**Work to complete**:
Exclude the pictures, then repeat the remaining data exactly.

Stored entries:
- - - -
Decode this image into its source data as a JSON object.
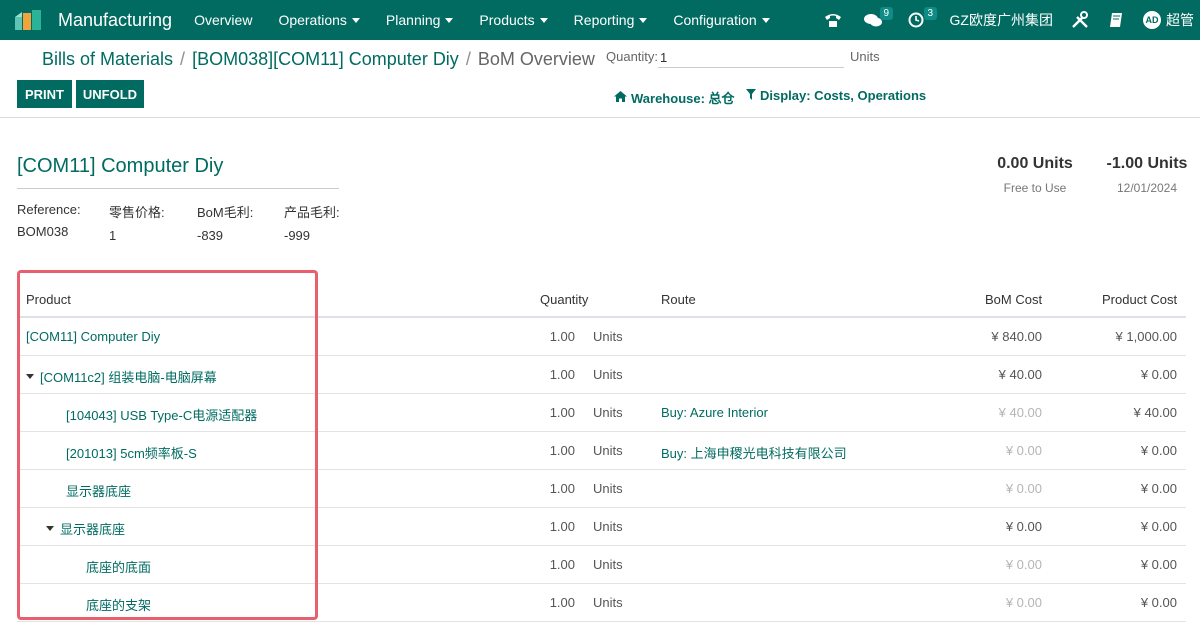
{
  "navbar": {
    "app_title": "Manufacturing",
    "menu": [
      "Overview",
      "Operations",
      "Planning",
      "Products",
      "Reporting",
      "Configuration"
    ],
    "messages_count": "9",
    "activities_count": "3",
    "company": "GZ欧度广州集团",
    "user_initials": "AD",
    "user_name": "超管"
  },
  "breadcrumb": {
    "root": "Bills of Materials",
    "record": "[BOM038][COM11] Computer Diy",
    "current": "BoM Overview"
  },
  "controls": {
    "quantity_label": "Quantity:",
    "quantity_value": "1",
    "quantity_unit": "Units",
    "print_label": "PRINT",
    "unfold_label": "UNFOLD",
    "warehouse_filter": "Warehouse: 总仓",
    "display_filter": "Display: Costs, Operations"
  },
  "report": {
    "title": "[COM11] Computer Diy",
    "meta": [
      {
        "key": "Reference:",
        "value": "BOM038"
      },
      {
        "key": "零售价格:",
        "value": "1"
      },
      {
        "key": "BoM毛利:",
        "value": "-839"
      },
      {
        "key": "产品毛利:",
        "value": "-999"
      }
    ],
    "free_to_use_value": "0.00 Units",
    "free_to_use_label": "Free to Use",
    "forecast_value": "-1.00 Units",
    "forecast_date": "12/01/2024"
  },
  "table": {
    "headers": {
      "product": "Product",
      "quantity": "Quantity",
      "route": "Route",
      "bom_cost": "BoM Cost",
      "product_cost": "Product Cost"
    },
    "rows": [
      {
        "product": "[COM11] Computer Diy",
        "level": 0,
        "foldable": false,
        "qty": "1.00",
        "unit": "Units",
        "route": "",
        "bom_cost": "¥ 840.00",
        "bom_muted": false,
        "product_cost": "¥ 1,000.00"
      },
      {
        "product": "[COM11c2] 组装电脑-电脑屏幕",
        "level": 0,
        "foldable": true,
        "qty": "1.00",
        "unit": "Units",
        "route": "",
        "bom_cost": "¥ 40.00",
        "bom_muted": false,
        "product_cost": "¥ 0.00"
      },
      {
        "product": "[104043] USB Type-C电源适配器",
        "level": 1,
        "foldable": false,
        "qty": "1.00",
        "unit": "Units",
        "route": "Buy: Azure Interior",
        "bom_cost": "¥ 40.00",
        "bom_muted": true,
        "product_cost": "¥ 40.00"
      },
      {
        "product": "[201013] 5cm频率板-S",
        "level": 1,
        "foldable": false,
        "qty": "1.00",
        "unit": "Units",
        "route": "Buy: 上海申稷光电科技有限公司",
        "bom_cost": "¥ 0.00",
        "bom_muted": true,
        "product_cost": "¥ 0.00"
      },
      {
        "product": "显示器底座",
        "level": 1,
        "foldable": false,
        "qty": "1.00",
        "unit": "Units",
        "route": "",
        "bom_cost": "¥ 0.00",
        "bom_muted": true,
        "product_cost": "¥ 0.00"
      },
      {
        "product": "显示器底座",
        "level": 1,
        "foldable": true,
        "qty": "1.00",
        "unit": "Units",
        "route": "",
        "bom_cost": "¥ 0.00",
        "bom_muted": false,
        "product_cost": "¥ 0.00"
      },
      {
        "product": "底座的底面",
        "level": 2,
        "foldable": false,
        "qty": "1.00",
        "unit": "Units",
        "route": "",
        "bom_cost": "¥ 0.00",
        "bom_muted": true,
        "product_cost": "¥ 0.00"
      },
      {
        "product": "底座的支架",
        "level": 2,
        "foldable": false,
        "qty": "1.00",
        "unit": "Units",
        "route": "",
        "bom_cost": "¥ 0.00",
        "bom_muted": true,
        "product_cost": "¥ 0.00"
      }
    ]
  }
}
- - - -
**Result of the task**:
Decode this image into its source data as a JSON object.
{
  "navbar": {
    "app_title": "Manufacturing",
    "menu": [
      "Overview",
      "Operations",
      "Planning",
      "Products",
      "Reporting",
      "Configuration"
    ],
    "messages_count": "9",
    "activities_count": "3",
    "company": "GZ欧度广州集团",
    "user_initials": "AD",
    "user_name": "超管"
  },
  "breadcrumb": {
    "root": "Bills of Materials",
    "record": "[BOM038][COM11] Computer Diy",
    "current": "BoM Overview"
  },
  "controls": {
    "quantity_label": "Quantity:",
    "quantity_value": "1",
    "quantity_unit": "Units",
    "print_label": "PRINT",
    "unfold_label": "UNFOLD",
    "warehouse_filter": "Warehouse: 总仓",
    "display_filter": "Display: Costs, Operations"
  },
  "report": {
    "title": "[COM11] Computer Diy",
    "meta": [
      {
        "key": "Reference:",
        "value": "BOM038"
      },
      {
        "key": "零售价格:",
        "value": "1"
      },
      {
        "key": "BoM毛利:",
        "value": "-839"
      },
      {
        "key": "产品毛利:",
        "value": "-999"
      }
    ],
    "free_to_use_value": "0.00 Units",
    "free_to_use_label": "Free to Use",
    "forecast_value": "-1.00 Units",
    "forecast_date": "12/01/2024"
  },
  "table": {
    "headers": {
      "product": "Product",
      "quantity": "Quantity",
      "route": "Route",
      "bom_cost": "BoM Cost",
      "product_cost": "Product Cost"
    },
    "rows": [
      {
        "product": "[COM11] Computer Diy",
        "level": 0,
        "foldable": false,
        "qty": "1.00",
        "unit": "Units",
        "route": "",
        "bom_cost": "¥ 840.00",
        "bom_muted": false,
        "product_cost": "¥ 1,000.00"
      },
      {
        "product": "[COM11c2] 组装电脑-电脑屏幕",
        "level": 0,
        "foldable": true,
        "qty": "1.00",
        "unit": "Units",
        "route": "",
        "bom_cost": "¥ 40.00",
        "bom_muted": false,
        "product_cost": "¥ 0.00"
      },
      {
        "product": "[104043] USB Type-C电源适配器",
        "level": 1,
        "foldable": false,
        "qty": "1.00",
        "unit": "Units",
        "route": "Buy: Azure Interior",
        "bom_cost": "¥ 40.00",
        "bom_muted": true,
        "product_cost": "¥ 40.00"
      },
      {
        "product": "[201013] 5cm频率板-S",
        "level": 1,
        "foldable": false,
        "qty": "1.00",
        "unit": "Units",
        "route": "Buy: 上海申稷光电科技有限公司",
        "bom_cost": "¥ 0.00",
        "bom_muted": true,
        "product_cost": "¥ 0.00"
      },
      {
        "product": "显示器底座",
        "level": 1,
        "foldable": false,
        "qty": "1.00",
        "unit": "Units",
        "route": "",
        "bom_cost": "¥ 0.00",
        "bom_muted": true,
        "product_cost": "¥ 0.00"
      },
      {
        "product": "显示器底座",
        "level": 1,
        "foldable": true,
        "qty": "1.00",
        "unit": "Units",
        "route": "",
        "bom_cost": "¥ 0.00",
        "bom_muted": false,
        "product_cost": "¥ 0.00"
      },
      {
        "product": "底座的底面",
        "level": 2,
        "foldable": false,
        "qty": "1.00",
        "unit": "Units",
        "route": "",
        "bom_cost": "¥ 0.00",
        "bom_muted": true,
        "product_cost": "¥ 0.00"
      },
      {
        "product": "底座的支架",
        "level": 2,
        "foldable": false,
        "qty": "1.00",
        "unit": "Units",
        "route": "",
        "bom_cost": "¥ 0.00",
        "bom_muted": true,
        "product_cost": "¥ 0.00"
      }
    ]
  }
}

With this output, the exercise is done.